TASK DESCRIPTION: Extract all lines containing "hard".

LISTED RECORDS:
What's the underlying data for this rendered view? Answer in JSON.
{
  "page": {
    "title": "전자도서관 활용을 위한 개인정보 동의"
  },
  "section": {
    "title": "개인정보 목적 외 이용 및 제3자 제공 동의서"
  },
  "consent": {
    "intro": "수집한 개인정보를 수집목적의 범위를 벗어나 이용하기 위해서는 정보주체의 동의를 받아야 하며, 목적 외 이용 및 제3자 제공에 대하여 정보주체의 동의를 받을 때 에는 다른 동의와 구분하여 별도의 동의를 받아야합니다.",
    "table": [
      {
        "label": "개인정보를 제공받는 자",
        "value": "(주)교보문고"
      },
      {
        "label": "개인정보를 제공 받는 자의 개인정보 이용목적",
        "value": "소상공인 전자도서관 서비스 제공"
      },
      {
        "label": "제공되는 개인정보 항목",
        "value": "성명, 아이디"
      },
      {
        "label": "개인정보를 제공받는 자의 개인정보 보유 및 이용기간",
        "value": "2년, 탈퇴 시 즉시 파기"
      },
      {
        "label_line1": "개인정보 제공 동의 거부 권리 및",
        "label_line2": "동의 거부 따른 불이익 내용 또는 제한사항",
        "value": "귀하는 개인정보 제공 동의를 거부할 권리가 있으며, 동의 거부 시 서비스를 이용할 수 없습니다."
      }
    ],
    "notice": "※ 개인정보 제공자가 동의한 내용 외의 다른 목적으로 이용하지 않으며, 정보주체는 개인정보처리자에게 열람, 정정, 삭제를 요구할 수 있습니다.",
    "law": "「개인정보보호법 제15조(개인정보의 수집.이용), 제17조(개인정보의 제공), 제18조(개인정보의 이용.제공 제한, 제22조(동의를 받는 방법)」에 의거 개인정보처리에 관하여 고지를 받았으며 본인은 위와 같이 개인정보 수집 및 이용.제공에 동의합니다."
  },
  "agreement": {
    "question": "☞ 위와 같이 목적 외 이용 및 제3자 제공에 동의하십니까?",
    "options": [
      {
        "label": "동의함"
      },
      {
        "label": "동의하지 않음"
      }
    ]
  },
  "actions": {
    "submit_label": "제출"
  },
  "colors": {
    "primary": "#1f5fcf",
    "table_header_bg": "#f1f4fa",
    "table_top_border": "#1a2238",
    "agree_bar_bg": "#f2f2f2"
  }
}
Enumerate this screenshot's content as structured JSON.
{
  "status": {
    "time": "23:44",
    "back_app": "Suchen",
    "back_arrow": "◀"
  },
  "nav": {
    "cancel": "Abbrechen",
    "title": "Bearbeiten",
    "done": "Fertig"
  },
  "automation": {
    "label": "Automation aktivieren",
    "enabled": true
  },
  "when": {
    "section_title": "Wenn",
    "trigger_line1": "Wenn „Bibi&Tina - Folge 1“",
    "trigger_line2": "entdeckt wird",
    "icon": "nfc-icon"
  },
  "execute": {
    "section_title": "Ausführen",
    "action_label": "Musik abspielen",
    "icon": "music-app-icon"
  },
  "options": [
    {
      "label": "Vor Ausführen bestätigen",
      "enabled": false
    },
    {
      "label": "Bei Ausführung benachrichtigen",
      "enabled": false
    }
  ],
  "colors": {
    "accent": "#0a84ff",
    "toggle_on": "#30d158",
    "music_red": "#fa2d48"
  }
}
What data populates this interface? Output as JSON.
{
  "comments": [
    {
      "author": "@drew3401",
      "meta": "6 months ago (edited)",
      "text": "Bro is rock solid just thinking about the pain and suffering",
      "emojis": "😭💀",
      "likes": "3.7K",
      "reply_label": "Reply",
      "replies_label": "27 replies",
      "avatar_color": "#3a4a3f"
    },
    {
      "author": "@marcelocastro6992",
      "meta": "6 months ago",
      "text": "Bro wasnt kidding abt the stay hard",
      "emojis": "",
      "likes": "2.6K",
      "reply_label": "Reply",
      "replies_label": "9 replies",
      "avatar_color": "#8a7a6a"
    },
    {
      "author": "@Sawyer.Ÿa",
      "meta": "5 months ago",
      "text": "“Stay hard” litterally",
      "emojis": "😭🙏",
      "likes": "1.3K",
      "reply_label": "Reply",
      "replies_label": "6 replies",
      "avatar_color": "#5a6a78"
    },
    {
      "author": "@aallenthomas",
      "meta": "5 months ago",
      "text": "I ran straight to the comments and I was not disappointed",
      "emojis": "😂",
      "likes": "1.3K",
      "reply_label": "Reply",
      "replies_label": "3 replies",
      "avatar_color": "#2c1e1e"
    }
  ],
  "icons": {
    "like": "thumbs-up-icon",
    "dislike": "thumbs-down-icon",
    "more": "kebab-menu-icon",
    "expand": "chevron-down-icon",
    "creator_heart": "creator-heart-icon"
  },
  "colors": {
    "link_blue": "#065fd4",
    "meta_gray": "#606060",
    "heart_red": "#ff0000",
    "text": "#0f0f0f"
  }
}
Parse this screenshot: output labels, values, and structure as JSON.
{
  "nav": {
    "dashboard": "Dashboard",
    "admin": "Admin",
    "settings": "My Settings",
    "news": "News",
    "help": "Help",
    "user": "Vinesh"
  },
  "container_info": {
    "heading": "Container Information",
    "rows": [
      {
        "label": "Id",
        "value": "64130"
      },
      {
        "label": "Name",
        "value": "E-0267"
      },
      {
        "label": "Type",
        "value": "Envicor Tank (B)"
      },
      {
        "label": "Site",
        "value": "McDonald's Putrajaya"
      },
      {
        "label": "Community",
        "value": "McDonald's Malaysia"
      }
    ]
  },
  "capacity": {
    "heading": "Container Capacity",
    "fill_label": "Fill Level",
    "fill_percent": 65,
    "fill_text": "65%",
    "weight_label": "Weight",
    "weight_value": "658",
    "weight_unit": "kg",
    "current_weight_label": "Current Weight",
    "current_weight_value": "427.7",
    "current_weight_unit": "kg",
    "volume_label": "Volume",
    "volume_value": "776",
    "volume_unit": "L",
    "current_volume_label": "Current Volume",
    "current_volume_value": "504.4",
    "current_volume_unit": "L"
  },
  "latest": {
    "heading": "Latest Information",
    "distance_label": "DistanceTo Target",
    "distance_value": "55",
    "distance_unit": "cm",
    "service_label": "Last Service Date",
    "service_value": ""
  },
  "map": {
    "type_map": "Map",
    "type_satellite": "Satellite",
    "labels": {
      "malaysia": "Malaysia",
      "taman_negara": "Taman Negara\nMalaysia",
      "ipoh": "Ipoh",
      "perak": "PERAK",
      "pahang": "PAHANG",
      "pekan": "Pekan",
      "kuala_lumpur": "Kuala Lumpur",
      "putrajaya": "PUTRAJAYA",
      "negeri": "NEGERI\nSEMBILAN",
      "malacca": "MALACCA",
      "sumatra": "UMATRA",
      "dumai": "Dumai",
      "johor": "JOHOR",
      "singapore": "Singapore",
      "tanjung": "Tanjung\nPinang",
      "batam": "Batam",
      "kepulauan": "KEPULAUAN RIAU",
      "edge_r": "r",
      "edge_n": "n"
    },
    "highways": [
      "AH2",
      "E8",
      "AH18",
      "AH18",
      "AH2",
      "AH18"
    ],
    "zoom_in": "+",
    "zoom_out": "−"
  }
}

SOLVED EXERCISE:
      "text": "Bro wasnt kidding abt the stay hard",
      "text": "“Stay hard” litterally",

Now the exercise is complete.